Stated problem. Without including the pictures, copy out every line below.

Supplied material.
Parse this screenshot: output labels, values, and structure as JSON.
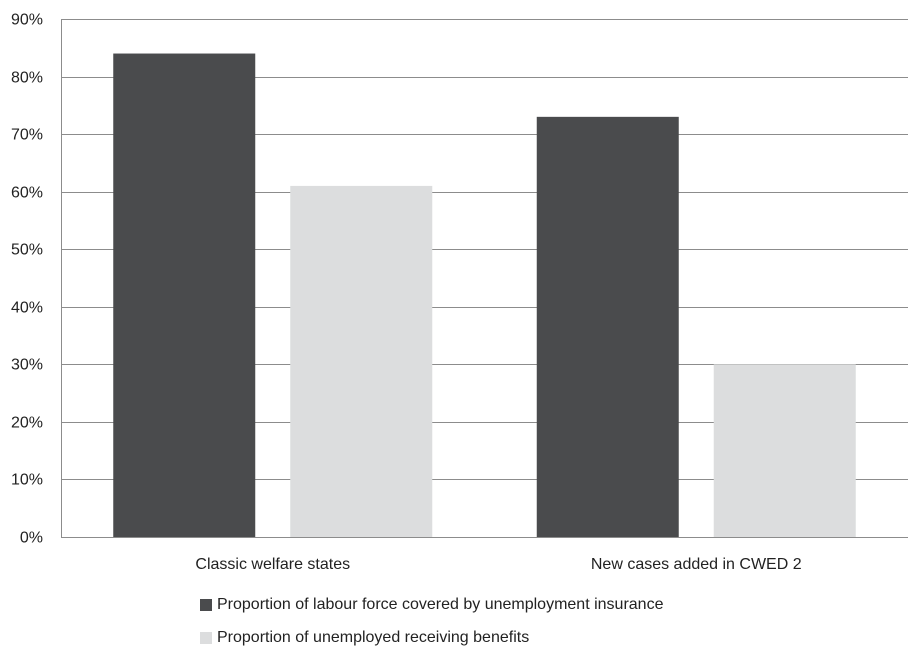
{
  "chart_data": {
    "type": "bar",
    "categories": [
      "Classic welfare states",
      "New cases added in CWED 2"
    ],
    "series": [
      {
        "name": "Proportion of labour force covered by unemployment insurance",
        "values": [
          84,
          73
        ],
        "color": "#4a4b4d"
      },
      {
        "name": "Proportion of unemployed receiving benefits",
        "values": [
          61,
          30
        ],
        "color": "#dcddde"
      }
    ],
    "ylim": [
      0,
      90
    ],
    "yticks": [
      "0%",
      "10%",
      "20%",
      "30%",
      "40%",
      "50%",
      "60%",
      "70%",
      "80%",
      "90%"
    ],
    "ytick_values": [
      0,
      10,
      20,
      30,
      40,
      50,
      60,
      70,
      80,
      90
    ],
    "grid": true,
    "gridline_color": "#8c8c8c",
    "legend_position": "bottom"
  }
}
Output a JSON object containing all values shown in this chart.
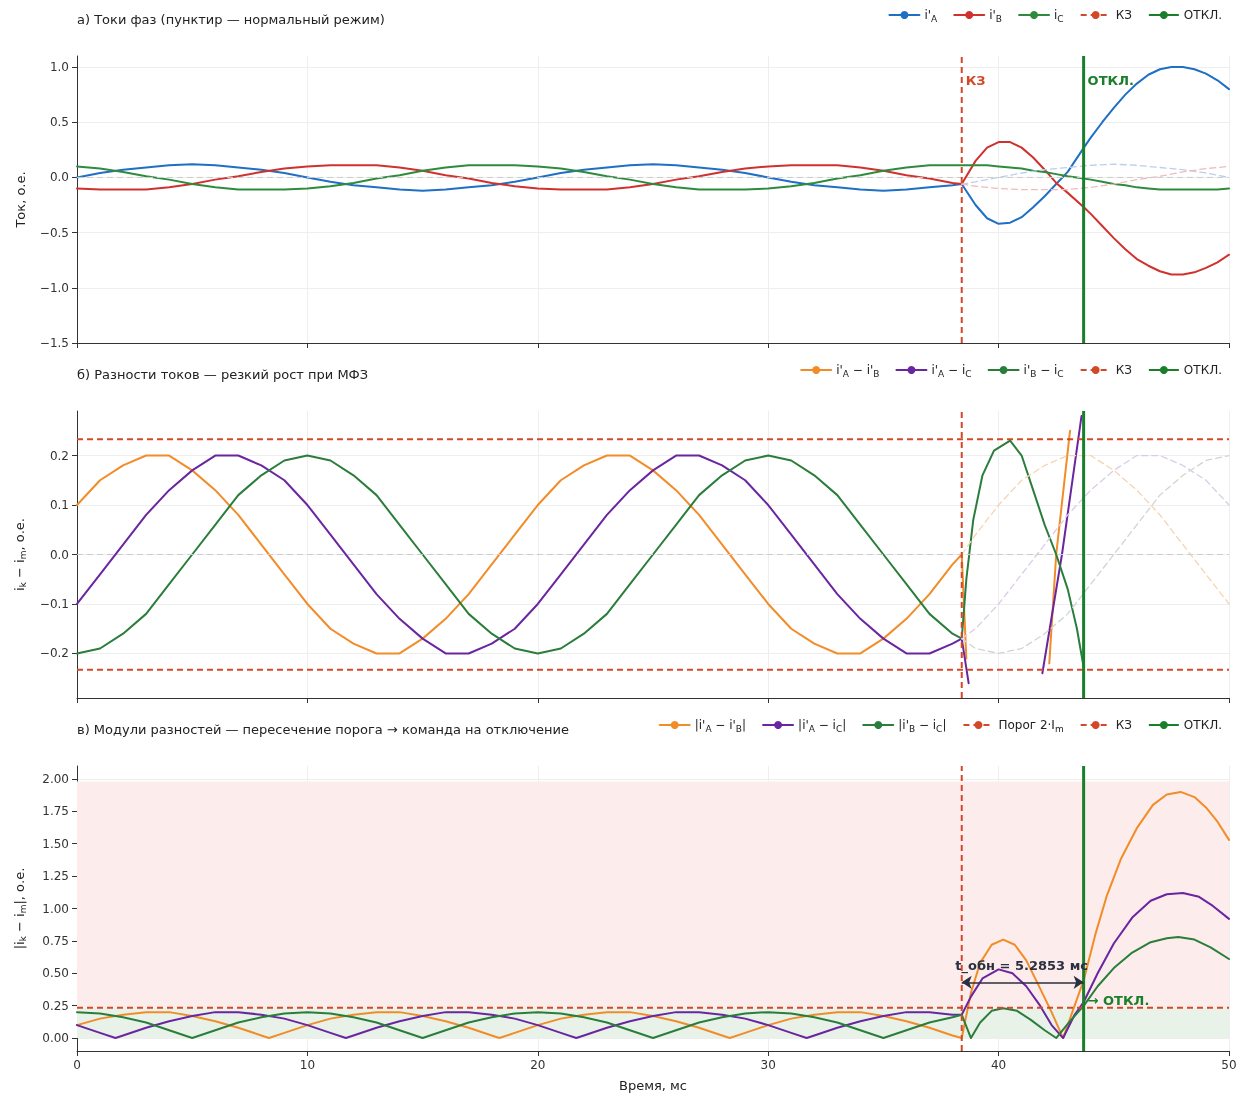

Answer to this exercise.
Parse this screenshot: output labels, values, and structure as JSON.
{
  "chart_data": {
    "type": "bar",
    "categories": [
      "Classic welfare states",
      "New cases added in CWED 2"
    ],
    "series": [
      {
        "name": "Proportion of labour force covered by unemployment insurance",
        "values": [
          84,
          73
        ],
        "color": "#4a4b4d"
      },
      {
        "name": "Proportion of unemployed receiving benefits",
        "values": [
          61,
          30
        ],
        "color": "#dcddde"
      }
    ],
    "ylim": [
      0,
      90
    ],
    "yticks": [
      "0%",
      "10%",
      "20%",
      "30%",
      "40%",
      "50%",
      "60%",
      "70%",
      "80%",
      "90%"
    ],
    "ytick_values": [
      0,
      10,
      20,
      30,
      40,
      50,
      60,
      70,
      80,
      90
    ],
    "grid": true,
    "gridline_color": "#8c8c8c",
    "legend_position": "bottom"
  }
}
Output a JSON object containing all values shown in this chart.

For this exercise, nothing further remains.